» TASK BRIEF:
Pull out each line of the records holding the string "האמיתי".

========================================

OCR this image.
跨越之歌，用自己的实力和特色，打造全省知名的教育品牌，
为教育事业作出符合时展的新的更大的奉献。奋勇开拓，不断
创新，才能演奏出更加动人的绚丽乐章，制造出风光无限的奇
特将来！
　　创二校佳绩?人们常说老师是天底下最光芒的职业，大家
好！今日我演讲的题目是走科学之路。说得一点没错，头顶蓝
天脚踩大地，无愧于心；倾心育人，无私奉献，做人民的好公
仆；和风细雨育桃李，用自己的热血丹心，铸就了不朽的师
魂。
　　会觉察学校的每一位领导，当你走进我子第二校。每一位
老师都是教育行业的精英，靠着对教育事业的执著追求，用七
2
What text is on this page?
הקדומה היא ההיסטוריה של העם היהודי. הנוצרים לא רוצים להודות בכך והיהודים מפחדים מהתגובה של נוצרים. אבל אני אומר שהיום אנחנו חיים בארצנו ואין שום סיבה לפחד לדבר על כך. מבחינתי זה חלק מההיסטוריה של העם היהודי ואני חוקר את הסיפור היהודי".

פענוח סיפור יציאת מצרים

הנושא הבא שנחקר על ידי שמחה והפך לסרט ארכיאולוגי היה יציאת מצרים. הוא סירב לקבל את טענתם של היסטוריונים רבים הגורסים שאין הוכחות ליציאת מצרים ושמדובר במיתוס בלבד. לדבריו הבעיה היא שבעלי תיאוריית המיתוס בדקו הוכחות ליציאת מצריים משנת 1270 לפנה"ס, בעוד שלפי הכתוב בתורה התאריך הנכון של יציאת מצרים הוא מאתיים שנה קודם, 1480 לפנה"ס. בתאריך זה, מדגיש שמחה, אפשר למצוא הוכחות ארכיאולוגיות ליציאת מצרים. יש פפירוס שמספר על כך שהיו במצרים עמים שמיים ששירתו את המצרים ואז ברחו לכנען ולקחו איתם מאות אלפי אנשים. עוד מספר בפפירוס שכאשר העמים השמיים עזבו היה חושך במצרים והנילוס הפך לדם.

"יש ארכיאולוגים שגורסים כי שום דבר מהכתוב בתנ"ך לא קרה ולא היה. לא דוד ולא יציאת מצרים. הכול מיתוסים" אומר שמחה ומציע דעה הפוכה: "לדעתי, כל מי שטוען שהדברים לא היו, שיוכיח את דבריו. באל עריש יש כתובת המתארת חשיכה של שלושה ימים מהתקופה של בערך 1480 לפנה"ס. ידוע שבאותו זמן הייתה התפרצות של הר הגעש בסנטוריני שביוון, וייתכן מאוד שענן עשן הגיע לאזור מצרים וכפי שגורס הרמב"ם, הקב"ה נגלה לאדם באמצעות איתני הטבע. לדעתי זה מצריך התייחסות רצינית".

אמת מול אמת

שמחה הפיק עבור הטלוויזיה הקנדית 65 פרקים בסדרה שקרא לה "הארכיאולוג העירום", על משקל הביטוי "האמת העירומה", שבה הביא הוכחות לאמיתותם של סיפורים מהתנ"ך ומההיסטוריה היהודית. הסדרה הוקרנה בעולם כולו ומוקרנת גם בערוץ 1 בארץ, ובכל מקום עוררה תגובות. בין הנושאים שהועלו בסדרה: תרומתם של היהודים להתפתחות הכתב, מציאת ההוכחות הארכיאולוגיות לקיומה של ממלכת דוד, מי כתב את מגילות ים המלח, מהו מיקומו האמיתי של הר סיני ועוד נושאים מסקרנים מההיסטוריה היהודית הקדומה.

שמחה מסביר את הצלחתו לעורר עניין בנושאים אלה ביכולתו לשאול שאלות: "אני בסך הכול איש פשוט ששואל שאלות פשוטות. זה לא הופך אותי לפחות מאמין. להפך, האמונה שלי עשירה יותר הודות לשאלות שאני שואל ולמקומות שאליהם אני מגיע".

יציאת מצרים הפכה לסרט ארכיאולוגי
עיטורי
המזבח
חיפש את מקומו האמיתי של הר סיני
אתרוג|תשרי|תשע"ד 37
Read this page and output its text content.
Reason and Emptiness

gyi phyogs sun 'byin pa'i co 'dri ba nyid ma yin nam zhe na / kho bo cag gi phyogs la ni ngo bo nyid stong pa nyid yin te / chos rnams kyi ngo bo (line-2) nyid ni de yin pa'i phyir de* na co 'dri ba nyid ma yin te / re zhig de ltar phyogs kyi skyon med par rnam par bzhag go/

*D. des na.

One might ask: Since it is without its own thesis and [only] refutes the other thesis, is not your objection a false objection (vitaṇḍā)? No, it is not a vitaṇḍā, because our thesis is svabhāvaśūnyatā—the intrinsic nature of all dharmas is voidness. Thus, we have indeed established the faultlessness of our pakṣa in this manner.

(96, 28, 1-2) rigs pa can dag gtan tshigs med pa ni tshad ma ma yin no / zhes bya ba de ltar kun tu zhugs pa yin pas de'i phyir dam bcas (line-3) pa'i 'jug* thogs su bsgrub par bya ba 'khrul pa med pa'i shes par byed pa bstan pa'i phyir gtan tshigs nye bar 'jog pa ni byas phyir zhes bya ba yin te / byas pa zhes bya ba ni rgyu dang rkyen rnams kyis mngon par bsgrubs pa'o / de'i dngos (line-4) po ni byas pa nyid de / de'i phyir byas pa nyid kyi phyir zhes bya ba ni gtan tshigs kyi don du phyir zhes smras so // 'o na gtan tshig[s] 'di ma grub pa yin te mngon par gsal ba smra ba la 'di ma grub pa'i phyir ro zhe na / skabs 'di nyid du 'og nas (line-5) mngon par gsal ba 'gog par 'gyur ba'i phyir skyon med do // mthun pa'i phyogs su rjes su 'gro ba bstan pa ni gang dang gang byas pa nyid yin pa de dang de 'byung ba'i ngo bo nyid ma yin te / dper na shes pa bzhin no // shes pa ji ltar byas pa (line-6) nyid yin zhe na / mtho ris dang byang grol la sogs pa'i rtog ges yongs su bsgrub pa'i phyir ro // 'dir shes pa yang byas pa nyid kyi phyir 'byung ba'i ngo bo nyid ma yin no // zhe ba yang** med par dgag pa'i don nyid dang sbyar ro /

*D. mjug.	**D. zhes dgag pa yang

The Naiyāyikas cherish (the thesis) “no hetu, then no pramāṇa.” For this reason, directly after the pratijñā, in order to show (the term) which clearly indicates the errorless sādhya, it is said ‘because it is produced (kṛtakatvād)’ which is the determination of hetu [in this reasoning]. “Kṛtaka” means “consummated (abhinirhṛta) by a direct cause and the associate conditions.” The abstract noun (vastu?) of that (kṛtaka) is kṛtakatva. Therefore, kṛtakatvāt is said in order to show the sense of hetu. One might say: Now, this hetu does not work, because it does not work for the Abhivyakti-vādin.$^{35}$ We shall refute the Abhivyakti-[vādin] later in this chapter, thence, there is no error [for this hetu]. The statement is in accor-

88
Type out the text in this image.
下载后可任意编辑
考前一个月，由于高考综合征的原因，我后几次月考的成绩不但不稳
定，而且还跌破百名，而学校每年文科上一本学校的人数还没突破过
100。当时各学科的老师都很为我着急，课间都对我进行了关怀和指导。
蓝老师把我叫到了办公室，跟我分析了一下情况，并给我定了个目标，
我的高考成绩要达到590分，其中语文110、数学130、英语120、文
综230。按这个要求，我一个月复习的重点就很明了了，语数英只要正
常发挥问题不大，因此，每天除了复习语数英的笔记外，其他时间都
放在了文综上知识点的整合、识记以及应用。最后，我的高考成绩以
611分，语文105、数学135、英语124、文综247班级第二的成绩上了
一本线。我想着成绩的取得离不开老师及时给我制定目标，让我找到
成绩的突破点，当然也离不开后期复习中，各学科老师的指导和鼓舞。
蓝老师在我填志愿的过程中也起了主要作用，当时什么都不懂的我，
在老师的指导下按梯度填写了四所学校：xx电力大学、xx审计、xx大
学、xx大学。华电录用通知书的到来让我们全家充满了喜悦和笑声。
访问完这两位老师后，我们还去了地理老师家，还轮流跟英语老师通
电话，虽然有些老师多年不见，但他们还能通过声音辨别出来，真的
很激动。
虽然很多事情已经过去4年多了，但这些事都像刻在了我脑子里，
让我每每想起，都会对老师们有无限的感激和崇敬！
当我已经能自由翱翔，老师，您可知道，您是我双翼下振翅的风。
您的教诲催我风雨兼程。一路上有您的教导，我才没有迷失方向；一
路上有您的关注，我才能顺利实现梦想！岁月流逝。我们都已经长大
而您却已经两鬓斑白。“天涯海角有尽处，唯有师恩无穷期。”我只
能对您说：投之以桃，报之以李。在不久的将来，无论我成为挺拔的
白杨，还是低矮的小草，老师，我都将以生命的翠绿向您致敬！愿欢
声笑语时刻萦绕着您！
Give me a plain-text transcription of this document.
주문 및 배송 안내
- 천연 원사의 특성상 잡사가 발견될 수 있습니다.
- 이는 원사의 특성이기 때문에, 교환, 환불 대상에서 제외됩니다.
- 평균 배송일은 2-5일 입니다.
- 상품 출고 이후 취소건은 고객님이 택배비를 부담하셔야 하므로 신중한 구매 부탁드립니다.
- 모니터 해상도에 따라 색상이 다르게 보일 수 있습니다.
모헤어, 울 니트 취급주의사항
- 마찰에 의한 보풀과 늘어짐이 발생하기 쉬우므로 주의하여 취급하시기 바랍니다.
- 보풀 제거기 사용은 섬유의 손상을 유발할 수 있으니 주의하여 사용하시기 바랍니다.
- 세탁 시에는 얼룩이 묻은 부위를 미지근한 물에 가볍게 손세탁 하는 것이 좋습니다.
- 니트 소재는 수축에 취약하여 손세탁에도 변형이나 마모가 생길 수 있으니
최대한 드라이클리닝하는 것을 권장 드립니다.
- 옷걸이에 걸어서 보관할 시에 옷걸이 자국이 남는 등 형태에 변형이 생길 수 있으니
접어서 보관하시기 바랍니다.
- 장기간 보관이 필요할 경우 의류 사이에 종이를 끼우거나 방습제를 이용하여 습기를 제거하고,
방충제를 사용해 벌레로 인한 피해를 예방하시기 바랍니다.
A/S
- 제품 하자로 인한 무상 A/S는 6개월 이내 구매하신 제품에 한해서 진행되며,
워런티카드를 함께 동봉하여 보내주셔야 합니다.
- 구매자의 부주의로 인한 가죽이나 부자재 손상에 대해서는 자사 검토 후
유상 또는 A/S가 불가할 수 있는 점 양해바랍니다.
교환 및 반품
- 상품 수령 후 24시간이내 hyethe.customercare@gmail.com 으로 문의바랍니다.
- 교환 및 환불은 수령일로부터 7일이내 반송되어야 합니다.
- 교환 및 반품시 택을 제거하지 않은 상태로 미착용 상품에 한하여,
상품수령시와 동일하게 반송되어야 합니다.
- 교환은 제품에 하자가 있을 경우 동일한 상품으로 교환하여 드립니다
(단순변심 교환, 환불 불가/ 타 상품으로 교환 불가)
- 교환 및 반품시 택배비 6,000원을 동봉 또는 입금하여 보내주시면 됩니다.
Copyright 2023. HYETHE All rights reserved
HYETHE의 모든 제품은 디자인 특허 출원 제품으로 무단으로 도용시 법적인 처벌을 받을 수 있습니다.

========================================

» PROBLEM SOLUTION:
שמחה הפיק עבור הטלוויזיה הקנדית 65 פרקים בסדרה שקרא לה "הארכיאולוג העירום", על משקל הביטוי "האמת העירומה", שבה הביא הוכחות לאמיתותם של סיפורים מהתנ"ך ומההיסטוריה היהודית. הסדרה הוקרנה בעולם כולו ומוקרנת גם בערוץ 1 בארץ, ובכל מקום עוררה תגובות. בין הנושאים שהועלו בסדרה: תרומתם של היהודים להתפתחות הכתב, מציאת ההוכחות הארכיאולוגיות לקיומה של ממלכת דוד, מי כתב את מגילות ים המלח, מהו מיקומו האמיתי של הר סיני ועוד נושאים מסקרנים מההיסטוריה היהודית הקדומה.
חיפש את מקומו האמיתי של הר סיני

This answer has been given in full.